Directions = In the data below, find every line with the string "screenshot" and pull it out.

Records about charts and figures:
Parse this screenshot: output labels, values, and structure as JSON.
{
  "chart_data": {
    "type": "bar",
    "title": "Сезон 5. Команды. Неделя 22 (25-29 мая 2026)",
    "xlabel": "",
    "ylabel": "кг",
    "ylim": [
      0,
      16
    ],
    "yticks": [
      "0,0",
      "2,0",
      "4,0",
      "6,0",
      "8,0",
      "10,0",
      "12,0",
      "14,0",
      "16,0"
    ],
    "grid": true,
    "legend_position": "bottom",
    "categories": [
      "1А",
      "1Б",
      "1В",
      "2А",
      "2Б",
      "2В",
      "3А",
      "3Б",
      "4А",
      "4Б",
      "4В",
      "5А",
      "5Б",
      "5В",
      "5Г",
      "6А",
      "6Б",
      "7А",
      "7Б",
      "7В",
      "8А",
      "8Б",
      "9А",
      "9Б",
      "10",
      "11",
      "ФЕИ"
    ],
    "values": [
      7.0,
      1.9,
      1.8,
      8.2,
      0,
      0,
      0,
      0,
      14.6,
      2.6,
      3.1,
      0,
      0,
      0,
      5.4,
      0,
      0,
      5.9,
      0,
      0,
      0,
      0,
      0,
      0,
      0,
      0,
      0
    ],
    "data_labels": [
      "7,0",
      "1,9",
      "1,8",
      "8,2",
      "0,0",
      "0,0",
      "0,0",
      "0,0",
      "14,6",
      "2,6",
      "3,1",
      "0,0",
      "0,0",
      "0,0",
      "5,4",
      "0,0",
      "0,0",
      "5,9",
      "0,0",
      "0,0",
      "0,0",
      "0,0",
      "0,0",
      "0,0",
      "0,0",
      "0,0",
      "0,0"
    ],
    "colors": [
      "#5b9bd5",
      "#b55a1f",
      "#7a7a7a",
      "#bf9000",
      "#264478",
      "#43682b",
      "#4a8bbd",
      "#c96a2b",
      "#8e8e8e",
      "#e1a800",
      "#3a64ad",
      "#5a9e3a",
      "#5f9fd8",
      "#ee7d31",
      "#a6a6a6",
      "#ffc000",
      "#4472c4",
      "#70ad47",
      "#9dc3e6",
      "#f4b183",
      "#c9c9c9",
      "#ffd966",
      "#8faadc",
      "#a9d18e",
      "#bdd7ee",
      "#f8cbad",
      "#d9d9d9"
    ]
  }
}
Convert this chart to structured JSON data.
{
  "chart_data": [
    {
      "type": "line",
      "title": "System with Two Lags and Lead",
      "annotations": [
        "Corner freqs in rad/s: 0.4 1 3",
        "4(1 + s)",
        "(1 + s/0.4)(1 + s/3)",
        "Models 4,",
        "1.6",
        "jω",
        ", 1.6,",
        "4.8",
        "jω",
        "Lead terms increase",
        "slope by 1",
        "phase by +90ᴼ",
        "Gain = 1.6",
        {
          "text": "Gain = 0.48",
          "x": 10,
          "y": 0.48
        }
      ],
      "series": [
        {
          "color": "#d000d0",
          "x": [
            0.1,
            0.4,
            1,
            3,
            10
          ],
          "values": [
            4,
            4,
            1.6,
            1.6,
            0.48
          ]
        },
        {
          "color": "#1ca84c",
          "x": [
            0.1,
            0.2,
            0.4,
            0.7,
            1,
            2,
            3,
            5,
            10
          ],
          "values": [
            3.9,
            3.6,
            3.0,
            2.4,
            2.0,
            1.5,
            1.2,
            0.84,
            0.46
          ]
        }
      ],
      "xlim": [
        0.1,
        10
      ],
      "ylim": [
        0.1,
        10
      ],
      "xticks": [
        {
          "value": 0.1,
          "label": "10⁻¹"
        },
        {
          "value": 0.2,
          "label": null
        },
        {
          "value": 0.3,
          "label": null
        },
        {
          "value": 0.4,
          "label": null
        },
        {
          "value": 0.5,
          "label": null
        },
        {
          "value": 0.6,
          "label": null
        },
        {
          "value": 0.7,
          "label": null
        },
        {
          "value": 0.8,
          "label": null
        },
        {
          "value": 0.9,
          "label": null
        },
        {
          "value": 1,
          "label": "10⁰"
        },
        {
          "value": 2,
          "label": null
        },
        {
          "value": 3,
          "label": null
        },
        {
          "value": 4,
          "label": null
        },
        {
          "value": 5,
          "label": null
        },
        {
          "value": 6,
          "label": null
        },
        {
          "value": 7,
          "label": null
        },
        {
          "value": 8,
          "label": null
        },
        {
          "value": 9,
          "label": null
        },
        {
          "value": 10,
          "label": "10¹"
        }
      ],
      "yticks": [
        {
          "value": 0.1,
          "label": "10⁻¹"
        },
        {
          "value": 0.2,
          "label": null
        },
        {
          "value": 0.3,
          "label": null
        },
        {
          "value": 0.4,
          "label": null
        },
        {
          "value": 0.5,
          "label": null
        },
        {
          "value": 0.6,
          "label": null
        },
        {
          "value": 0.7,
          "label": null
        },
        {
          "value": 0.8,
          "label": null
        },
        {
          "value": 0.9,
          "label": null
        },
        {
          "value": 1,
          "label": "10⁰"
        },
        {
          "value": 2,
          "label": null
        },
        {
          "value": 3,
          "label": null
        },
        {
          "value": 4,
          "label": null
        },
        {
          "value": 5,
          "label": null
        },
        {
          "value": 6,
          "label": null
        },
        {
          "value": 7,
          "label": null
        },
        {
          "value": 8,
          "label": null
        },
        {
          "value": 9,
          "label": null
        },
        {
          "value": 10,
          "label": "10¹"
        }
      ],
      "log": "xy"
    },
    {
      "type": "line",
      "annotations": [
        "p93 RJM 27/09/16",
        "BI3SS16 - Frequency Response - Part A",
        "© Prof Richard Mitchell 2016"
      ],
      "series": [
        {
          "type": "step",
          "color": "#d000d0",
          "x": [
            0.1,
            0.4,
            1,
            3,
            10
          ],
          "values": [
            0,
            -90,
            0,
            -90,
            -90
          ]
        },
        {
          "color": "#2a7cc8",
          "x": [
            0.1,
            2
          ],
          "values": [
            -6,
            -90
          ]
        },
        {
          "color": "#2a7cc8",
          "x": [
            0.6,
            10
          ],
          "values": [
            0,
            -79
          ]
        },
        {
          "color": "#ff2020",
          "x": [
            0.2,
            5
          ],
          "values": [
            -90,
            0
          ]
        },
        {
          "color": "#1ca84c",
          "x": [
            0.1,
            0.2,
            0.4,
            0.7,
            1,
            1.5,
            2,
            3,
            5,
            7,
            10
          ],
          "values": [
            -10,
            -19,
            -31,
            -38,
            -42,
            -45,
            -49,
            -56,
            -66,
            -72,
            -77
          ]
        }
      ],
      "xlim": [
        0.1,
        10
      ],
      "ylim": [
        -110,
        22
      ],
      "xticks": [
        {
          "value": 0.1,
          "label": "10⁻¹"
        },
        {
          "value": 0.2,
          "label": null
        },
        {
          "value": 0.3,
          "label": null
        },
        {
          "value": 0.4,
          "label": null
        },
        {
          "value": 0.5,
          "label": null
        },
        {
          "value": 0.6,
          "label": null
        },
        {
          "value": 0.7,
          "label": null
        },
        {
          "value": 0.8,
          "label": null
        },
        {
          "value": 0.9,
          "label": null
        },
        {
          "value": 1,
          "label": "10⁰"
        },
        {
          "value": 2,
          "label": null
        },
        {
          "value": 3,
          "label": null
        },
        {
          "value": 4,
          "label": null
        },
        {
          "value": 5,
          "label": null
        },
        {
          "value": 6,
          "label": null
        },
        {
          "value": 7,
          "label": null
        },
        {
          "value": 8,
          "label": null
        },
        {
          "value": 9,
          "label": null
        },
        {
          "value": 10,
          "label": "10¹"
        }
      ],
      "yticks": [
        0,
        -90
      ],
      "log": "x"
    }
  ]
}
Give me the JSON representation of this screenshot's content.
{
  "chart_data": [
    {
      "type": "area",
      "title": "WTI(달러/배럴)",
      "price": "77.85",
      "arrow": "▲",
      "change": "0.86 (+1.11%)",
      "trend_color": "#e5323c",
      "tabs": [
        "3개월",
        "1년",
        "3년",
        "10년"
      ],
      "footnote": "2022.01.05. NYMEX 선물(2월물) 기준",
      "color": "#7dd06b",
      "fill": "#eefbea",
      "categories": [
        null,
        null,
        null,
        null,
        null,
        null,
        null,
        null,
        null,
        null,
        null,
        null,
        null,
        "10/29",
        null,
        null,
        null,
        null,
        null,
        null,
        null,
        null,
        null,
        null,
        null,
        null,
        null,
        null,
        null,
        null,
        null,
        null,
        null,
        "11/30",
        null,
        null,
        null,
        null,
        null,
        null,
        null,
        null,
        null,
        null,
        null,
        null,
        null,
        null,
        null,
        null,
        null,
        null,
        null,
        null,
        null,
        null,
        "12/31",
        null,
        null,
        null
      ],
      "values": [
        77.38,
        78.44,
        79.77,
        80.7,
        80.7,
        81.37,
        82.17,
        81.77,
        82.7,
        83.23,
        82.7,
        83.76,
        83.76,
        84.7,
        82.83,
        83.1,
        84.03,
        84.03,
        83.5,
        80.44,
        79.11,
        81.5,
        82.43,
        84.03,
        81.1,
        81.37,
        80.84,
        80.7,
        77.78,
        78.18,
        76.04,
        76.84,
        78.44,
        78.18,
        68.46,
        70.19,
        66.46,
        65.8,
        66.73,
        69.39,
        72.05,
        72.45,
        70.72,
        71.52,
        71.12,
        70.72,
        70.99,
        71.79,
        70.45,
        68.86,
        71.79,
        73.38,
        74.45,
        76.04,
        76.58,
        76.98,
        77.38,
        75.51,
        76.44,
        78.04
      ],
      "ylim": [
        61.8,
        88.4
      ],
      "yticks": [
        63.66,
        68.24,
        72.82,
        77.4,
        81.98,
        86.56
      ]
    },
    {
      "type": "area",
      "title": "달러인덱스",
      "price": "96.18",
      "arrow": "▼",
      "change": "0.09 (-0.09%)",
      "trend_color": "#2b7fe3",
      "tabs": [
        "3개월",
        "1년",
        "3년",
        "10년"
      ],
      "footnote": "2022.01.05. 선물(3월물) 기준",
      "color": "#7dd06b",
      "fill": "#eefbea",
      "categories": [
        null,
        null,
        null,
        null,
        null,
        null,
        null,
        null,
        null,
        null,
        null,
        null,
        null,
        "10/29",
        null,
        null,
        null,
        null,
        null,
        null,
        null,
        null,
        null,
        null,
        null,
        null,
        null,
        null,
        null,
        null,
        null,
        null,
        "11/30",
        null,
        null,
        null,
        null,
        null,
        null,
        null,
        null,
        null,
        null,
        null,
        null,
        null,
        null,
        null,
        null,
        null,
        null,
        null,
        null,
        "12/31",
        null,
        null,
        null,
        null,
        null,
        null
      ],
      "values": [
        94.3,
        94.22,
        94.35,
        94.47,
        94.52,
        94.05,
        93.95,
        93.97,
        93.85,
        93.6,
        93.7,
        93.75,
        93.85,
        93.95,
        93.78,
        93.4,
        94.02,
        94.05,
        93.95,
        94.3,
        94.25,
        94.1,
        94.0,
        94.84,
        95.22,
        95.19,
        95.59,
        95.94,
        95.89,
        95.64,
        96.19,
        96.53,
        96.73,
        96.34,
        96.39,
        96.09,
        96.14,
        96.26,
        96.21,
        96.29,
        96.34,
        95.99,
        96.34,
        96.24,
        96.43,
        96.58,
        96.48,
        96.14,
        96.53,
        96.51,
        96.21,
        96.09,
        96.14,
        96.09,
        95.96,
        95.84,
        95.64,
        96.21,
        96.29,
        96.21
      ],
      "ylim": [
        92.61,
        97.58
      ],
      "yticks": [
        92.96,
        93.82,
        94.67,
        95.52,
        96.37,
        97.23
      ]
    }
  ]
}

Exercise output =
Parse this screenshot: output labels, values, and structure as JSON.
Give me the JSON representation of this screenshot's content.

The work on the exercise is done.